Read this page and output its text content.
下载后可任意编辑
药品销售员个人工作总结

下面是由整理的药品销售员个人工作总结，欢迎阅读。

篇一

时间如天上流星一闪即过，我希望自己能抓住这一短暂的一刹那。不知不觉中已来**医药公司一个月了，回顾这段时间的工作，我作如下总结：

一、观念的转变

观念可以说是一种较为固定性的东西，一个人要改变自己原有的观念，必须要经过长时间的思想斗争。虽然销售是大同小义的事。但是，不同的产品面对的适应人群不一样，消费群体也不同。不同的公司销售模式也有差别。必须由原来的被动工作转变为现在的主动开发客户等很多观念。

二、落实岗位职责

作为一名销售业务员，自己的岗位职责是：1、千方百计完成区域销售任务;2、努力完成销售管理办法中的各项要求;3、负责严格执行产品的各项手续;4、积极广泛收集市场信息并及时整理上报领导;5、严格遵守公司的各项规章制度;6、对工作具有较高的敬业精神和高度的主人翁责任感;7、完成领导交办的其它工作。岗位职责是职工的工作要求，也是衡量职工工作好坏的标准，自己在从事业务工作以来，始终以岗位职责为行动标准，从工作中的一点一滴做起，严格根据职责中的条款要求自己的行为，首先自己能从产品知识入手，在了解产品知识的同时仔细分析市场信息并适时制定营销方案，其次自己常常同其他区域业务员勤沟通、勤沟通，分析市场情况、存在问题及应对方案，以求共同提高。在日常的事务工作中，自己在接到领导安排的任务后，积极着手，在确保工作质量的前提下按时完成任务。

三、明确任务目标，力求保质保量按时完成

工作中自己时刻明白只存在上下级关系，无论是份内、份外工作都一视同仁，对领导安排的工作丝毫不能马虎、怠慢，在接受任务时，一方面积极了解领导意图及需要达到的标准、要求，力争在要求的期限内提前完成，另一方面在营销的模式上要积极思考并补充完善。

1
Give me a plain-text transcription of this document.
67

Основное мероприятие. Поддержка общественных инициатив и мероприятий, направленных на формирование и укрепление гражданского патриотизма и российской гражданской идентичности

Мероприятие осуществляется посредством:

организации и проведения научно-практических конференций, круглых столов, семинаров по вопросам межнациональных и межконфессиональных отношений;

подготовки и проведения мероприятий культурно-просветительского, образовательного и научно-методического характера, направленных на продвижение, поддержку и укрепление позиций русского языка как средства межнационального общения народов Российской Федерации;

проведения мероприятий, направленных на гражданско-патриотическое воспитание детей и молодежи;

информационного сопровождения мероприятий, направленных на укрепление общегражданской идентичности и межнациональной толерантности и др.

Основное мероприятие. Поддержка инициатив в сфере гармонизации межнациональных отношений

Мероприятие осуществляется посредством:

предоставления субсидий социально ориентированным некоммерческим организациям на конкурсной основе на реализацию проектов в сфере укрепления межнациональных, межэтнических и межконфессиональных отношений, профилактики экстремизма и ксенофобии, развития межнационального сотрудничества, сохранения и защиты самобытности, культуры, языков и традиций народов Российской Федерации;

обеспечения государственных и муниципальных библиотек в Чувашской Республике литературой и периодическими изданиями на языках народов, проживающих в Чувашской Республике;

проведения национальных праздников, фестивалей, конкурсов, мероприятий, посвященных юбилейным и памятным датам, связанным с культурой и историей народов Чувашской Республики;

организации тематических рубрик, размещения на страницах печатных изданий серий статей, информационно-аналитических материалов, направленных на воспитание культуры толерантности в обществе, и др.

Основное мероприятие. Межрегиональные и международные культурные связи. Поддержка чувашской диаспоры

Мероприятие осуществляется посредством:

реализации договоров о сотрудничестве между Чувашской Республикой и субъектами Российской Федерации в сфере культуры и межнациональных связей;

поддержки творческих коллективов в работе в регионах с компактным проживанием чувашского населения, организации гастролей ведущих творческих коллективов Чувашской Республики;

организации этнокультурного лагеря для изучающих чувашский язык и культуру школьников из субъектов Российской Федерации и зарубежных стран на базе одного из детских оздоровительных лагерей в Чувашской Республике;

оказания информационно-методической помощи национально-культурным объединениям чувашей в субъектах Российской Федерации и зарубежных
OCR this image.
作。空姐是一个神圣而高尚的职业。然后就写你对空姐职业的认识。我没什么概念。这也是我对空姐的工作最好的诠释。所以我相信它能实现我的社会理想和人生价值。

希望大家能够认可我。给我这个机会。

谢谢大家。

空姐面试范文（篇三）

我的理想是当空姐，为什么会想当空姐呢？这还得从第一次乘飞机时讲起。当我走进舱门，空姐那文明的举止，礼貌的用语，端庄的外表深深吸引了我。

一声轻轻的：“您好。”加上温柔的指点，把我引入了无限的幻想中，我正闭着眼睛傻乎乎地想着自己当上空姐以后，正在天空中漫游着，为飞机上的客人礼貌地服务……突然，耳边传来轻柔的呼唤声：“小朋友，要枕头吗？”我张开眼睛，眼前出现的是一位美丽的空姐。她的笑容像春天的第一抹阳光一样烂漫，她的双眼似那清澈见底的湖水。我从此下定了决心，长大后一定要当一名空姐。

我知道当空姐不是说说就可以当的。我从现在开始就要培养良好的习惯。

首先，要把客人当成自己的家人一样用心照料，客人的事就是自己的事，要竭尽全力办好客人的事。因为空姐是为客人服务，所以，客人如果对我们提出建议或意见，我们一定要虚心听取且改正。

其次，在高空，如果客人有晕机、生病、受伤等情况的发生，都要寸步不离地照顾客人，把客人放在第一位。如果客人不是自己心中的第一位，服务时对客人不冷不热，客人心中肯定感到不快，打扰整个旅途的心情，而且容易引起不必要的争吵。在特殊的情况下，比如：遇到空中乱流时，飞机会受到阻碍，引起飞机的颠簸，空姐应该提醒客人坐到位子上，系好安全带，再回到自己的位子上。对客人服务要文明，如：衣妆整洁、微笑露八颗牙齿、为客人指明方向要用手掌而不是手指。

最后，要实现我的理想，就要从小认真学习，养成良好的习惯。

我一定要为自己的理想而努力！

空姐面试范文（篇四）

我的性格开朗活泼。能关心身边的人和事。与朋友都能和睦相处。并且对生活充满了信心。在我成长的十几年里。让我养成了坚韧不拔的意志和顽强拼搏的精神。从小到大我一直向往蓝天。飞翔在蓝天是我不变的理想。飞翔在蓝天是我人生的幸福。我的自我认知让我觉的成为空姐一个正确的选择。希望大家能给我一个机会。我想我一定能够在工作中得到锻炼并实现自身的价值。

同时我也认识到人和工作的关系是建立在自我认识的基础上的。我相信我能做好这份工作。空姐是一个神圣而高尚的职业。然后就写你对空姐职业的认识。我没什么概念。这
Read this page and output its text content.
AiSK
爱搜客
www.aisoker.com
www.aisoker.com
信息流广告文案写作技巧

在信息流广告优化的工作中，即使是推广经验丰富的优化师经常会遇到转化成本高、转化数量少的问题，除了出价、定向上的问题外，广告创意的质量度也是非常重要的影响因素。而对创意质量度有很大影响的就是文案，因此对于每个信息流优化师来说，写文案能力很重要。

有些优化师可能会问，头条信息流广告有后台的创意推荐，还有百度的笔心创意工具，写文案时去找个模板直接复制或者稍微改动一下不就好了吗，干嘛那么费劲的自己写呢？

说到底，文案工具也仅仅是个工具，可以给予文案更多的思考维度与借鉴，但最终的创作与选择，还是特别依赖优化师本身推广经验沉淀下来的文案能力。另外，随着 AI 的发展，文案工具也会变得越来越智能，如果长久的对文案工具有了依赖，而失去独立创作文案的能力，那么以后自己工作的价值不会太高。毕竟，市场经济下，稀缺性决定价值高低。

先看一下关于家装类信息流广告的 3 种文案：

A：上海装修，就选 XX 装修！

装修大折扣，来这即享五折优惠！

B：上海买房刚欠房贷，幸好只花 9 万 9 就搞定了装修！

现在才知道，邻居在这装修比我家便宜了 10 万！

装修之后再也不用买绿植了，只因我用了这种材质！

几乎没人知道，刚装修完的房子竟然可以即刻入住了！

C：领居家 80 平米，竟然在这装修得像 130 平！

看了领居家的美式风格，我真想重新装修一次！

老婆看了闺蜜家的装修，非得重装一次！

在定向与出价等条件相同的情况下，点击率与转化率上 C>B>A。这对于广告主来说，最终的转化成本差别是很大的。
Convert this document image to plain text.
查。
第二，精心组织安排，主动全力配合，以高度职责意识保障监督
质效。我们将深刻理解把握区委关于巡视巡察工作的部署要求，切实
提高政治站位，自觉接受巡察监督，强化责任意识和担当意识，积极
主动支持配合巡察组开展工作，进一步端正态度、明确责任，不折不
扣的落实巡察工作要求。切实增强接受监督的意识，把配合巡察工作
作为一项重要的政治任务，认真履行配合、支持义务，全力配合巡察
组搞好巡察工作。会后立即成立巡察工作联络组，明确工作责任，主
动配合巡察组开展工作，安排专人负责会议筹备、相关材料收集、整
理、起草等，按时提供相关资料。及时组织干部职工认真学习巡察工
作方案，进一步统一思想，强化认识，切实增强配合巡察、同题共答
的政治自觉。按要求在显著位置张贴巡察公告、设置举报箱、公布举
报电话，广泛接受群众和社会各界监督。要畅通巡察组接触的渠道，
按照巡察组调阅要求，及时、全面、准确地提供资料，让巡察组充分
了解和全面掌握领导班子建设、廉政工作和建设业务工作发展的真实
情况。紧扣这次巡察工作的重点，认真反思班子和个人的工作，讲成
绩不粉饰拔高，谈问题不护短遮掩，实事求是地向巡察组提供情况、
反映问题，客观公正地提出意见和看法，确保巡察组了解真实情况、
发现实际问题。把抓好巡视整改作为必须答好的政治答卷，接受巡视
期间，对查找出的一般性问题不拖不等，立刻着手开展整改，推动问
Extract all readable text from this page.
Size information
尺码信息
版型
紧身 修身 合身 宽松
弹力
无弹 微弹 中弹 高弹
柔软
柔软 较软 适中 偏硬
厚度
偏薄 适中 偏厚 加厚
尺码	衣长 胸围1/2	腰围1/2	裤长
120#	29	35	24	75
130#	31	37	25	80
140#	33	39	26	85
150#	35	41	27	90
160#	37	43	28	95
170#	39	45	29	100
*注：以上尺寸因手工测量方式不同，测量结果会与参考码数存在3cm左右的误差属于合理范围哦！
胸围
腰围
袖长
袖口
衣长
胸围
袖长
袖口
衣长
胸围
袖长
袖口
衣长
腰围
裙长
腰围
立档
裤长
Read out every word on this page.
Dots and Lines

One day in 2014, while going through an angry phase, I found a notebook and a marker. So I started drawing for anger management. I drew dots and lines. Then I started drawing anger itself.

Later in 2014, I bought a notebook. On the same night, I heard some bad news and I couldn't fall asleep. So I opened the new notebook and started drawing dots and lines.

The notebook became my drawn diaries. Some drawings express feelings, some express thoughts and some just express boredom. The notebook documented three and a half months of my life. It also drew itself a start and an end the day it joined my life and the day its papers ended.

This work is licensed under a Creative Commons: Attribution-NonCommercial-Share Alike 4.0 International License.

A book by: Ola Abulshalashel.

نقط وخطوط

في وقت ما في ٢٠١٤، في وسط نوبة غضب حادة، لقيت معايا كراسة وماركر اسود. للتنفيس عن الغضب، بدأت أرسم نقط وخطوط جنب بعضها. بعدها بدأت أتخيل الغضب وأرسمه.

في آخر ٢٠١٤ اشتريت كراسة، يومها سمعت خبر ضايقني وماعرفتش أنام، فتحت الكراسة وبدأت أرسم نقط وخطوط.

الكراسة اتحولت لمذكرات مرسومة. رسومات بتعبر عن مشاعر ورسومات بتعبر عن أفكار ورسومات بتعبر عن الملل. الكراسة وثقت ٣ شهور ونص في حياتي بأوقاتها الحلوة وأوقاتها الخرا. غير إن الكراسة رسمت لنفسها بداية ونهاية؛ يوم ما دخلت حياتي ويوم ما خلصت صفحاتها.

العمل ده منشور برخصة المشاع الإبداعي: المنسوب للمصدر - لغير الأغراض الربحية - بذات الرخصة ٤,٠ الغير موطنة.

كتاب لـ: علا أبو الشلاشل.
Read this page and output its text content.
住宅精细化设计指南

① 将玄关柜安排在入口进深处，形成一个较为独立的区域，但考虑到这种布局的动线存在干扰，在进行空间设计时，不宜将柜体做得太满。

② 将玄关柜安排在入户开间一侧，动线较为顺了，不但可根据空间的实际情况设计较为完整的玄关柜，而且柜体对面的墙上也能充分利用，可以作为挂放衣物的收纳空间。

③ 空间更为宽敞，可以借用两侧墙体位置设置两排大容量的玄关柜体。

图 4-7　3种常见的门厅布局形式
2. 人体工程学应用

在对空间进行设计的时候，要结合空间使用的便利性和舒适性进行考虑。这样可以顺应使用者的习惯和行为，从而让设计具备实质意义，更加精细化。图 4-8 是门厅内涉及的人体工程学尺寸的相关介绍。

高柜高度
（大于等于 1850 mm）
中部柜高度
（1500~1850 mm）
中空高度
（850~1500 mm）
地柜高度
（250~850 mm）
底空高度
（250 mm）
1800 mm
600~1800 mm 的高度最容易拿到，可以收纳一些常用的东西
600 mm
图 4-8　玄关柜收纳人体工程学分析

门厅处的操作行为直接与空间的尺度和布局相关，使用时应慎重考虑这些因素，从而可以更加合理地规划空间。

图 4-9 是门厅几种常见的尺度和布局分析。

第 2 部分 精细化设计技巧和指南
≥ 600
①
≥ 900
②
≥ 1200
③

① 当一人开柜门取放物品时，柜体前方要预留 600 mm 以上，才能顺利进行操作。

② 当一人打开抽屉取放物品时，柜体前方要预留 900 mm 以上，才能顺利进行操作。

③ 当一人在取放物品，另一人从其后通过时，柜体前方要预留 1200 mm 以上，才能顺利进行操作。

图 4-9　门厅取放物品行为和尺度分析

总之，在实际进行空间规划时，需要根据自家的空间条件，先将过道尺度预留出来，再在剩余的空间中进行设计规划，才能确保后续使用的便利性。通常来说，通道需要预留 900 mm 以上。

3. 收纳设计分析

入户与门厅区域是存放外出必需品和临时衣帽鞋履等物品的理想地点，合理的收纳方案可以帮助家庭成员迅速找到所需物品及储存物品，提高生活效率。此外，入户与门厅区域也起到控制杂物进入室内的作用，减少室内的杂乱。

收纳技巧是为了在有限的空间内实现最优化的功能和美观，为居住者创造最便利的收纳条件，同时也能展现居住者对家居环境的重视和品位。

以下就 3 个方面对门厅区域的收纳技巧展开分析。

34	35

+++

Only the number is required: the count of lines containing the word "我没什么概念".

2